Pick out and copy every line below that has the word "avatar".

(Source records)
* * * * *
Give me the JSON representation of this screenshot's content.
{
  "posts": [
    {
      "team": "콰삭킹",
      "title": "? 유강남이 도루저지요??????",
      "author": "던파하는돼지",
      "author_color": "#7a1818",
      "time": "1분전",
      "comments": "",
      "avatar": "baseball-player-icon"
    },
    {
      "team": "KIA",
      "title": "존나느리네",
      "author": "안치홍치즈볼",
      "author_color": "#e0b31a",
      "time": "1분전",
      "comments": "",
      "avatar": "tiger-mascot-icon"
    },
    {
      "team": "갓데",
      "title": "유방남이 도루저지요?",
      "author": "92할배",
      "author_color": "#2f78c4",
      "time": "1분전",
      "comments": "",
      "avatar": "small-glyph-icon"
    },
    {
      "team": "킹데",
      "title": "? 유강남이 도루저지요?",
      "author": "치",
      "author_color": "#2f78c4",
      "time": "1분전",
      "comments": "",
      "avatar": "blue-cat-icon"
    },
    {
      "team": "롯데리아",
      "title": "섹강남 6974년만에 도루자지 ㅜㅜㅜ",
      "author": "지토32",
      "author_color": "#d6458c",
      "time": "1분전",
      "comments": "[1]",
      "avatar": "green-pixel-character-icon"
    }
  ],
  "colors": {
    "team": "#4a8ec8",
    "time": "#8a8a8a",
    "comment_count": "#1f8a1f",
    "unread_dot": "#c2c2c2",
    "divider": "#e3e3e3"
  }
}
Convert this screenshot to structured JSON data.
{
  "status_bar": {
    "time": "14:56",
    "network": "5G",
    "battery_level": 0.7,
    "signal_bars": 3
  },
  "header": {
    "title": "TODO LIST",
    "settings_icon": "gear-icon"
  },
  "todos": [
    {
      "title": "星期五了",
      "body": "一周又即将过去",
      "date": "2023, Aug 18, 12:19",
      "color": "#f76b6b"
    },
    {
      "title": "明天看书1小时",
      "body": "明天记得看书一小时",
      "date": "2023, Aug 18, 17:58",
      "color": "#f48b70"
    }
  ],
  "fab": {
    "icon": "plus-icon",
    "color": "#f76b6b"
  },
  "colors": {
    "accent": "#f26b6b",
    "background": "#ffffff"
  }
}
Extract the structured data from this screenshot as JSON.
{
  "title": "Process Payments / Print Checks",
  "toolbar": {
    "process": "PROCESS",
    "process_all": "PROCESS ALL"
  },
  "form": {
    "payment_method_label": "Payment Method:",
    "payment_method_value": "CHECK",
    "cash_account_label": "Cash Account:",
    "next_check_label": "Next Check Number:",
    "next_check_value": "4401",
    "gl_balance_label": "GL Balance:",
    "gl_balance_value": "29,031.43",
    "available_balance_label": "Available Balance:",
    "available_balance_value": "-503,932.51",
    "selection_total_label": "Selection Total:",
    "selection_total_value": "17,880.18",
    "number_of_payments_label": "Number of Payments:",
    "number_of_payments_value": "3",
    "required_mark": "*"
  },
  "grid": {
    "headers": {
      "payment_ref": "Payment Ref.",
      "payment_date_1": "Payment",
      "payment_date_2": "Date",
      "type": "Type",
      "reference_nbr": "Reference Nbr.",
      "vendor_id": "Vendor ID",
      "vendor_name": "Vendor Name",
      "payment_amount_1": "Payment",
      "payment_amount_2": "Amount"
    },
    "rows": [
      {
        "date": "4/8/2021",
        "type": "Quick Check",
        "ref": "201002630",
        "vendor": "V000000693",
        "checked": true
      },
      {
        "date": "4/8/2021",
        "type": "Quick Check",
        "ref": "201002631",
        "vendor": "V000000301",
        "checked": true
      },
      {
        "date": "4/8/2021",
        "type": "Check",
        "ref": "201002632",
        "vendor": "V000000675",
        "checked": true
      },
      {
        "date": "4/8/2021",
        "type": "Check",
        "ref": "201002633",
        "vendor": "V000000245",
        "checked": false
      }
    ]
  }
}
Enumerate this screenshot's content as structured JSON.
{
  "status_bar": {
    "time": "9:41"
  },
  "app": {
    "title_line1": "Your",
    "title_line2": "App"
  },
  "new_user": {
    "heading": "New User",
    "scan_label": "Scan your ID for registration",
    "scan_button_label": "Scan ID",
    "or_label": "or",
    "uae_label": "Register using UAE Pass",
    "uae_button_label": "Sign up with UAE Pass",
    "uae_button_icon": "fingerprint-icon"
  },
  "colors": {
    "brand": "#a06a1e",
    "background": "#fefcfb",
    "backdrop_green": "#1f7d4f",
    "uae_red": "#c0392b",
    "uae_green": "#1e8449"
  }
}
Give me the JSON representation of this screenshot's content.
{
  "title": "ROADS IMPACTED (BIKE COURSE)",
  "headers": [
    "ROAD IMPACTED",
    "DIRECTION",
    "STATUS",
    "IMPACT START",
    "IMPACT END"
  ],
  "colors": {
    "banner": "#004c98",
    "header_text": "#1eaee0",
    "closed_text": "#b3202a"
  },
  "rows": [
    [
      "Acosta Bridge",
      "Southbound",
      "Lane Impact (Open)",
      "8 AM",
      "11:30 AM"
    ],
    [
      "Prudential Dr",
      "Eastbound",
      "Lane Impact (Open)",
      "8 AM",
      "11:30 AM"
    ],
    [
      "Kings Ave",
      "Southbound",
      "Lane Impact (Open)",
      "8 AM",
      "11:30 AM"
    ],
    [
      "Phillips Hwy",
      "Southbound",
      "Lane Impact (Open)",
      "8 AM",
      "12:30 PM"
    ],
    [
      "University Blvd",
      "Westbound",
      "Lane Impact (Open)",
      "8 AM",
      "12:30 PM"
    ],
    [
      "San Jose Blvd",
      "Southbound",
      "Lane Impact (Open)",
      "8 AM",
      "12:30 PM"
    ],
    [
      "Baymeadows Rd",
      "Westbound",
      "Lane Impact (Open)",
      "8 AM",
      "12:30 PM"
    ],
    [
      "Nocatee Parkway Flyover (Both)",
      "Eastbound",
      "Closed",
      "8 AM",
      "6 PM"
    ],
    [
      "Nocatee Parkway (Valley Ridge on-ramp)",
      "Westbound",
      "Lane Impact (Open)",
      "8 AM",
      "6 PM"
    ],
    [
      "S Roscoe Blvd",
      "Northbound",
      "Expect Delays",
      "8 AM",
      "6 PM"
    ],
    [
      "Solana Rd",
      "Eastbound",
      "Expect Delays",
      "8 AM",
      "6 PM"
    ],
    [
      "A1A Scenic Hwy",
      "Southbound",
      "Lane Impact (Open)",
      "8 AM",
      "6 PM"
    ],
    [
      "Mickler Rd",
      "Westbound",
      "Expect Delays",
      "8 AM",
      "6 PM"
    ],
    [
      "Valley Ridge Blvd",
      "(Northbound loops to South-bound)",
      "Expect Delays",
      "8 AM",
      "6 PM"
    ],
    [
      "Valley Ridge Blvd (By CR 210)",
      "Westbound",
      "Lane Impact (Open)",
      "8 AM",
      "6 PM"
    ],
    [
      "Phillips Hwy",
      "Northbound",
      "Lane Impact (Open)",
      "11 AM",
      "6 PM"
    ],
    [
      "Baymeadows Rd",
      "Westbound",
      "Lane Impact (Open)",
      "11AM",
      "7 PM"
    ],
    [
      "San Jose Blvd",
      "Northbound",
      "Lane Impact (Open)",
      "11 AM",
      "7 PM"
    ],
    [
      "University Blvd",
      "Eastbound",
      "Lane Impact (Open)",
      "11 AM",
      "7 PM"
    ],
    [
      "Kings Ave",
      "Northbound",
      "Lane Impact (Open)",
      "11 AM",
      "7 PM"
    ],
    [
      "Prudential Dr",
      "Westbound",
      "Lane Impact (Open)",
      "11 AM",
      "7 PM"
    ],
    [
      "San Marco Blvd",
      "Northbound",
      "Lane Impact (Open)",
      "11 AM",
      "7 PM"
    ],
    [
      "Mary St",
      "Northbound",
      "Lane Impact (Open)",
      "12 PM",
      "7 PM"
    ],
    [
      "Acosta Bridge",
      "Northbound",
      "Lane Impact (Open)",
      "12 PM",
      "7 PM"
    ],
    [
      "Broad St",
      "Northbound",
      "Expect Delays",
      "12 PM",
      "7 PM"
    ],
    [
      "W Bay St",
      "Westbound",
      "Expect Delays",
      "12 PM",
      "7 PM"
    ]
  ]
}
* * * * *
Task result:
      "avatar": "baseball-player-icon"
      "avatar": "tiger-mascot-icon"
      "avatar": "small-glyph-icon"
      "avatar": "blue-cat-icon"
      "avatar": "green-pixel-character-icon"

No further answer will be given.